## What needs to be done
Find the lines with the string "Enter" and return them.

Data records:
--------------------

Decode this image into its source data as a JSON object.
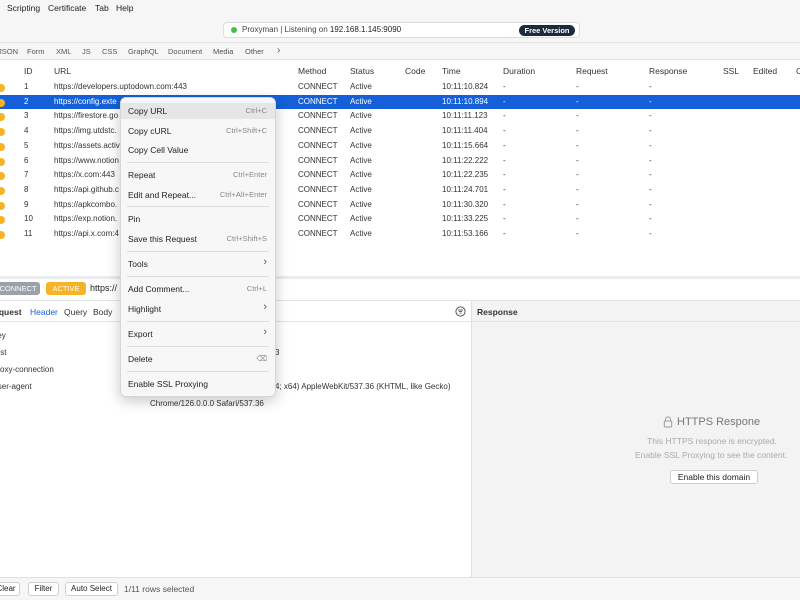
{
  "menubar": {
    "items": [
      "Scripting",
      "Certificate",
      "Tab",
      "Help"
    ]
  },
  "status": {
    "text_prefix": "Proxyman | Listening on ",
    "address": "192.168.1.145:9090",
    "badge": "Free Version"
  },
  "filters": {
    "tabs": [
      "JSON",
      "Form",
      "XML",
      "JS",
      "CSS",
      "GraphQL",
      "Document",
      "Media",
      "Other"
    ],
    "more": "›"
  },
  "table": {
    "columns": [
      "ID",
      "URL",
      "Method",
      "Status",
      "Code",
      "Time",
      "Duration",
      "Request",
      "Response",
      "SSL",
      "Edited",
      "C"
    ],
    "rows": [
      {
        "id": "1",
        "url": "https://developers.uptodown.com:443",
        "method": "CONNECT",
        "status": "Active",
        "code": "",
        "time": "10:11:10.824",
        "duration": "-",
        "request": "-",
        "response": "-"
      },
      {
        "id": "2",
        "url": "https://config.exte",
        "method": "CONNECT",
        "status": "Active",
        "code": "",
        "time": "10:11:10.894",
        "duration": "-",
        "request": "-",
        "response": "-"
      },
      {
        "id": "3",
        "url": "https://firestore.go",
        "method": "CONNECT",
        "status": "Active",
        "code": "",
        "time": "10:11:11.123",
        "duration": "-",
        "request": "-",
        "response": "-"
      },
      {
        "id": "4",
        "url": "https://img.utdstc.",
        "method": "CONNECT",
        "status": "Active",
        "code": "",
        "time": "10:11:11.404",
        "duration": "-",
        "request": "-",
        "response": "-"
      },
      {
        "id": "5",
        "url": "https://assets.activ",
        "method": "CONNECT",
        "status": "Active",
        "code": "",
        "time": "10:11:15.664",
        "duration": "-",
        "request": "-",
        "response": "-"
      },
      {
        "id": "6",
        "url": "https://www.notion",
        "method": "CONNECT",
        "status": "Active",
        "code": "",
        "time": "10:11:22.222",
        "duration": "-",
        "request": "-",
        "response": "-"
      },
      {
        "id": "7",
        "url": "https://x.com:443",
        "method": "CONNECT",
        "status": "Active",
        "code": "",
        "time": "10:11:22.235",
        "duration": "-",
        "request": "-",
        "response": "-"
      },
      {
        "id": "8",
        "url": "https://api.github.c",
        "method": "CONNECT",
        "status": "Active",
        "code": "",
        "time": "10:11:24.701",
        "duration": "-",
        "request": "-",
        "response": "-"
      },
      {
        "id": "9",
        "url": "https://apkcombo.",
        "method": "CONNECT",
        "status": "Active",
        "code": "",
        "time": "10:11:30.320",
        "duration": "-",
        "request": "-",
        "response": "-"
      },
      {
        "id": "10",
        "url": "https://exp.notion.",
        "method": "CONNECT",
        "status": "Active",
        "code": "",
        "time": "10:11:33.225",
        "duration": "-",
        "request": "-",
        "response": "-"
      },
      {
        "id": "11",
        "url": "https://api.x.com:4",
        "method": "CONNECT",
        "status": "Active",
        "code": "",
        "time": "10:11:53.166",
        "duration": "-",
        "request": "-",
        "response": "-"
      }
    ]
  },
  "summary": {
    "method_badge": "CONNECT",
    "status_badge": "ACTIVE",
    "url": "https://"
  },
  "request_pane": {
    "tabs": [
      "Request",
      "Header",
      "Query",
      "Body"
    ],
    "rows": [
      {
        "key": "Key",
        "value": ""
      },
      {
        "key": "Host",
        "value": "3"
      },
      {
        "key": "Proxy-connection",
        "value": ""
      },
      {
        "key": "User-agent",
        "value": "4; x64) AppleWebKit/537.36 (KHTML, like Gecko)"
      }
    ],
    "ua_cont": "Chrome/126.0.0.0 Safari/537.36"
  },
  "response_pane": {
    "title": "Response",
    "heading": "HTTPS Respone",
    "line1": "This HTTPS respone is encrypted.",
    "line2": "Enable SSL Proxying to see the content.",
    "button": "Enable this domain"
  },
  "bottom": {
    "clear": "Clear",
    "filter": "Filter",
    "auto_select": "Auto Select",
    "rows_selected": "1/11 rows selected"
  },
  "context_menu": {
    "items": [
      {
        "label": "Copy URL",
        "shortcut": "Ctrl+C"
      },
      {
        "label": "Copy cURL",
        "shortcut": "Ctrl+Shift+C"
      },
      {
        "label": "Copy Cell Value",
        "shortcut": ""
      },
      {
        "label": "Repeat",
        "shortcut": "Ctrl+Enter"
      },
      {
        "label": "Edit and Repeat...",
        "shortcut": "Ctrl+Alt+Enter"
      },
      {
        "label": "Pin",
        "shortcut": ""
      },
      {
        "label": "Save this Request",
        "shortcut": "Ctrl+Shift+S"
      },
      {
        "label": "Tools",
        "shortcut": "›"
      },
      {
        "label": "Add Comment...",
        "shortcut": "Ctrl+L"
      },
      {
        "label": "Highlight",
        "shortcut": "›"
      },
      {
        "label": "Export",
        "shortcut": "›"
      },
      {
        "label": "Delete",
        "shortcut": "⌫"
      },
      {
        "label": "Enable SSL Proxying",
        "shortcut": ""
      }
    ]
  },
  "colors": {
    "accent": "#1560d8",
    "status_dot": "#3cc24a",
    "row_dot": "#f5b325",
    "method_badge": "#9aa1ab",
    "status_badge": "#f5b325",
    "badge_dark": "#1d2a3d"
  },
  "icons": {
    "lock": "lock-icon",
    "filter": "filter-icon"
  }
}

--------------------

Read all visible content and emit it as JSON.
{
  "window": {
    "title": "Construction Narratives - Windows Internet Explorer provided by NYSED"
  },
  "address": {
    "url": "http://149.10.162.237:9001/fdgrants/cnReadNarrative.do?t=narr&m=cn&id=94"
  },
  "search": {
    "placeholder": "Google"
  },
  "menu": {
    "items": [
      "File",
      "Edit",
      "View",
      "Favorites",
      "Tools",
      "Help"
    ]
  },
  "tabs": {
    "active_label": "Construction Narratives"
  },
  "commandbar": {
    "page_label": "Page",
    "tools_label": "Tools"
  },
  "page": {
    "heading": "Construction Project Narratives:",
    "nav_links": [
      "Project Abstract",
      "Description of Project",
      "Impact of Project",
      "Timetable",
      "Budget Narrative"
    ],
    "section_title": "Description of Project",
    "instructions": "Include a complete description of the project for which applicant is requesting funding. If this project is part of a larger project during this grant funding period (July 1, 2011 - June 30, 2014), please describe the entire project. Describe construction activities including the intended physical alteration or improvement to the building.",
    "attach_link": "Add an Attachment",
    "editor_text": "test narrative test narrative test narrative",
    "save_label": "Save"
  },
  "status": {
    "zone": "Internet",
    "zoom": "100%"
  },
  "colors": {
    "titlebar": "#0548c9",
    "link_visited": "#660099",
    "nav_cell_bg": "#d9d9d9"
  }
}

--------------------

## Exercise solution
        "shortcut": "Ctrl+Enter"
        "shortcut": "Ctrl+Alt+Enter"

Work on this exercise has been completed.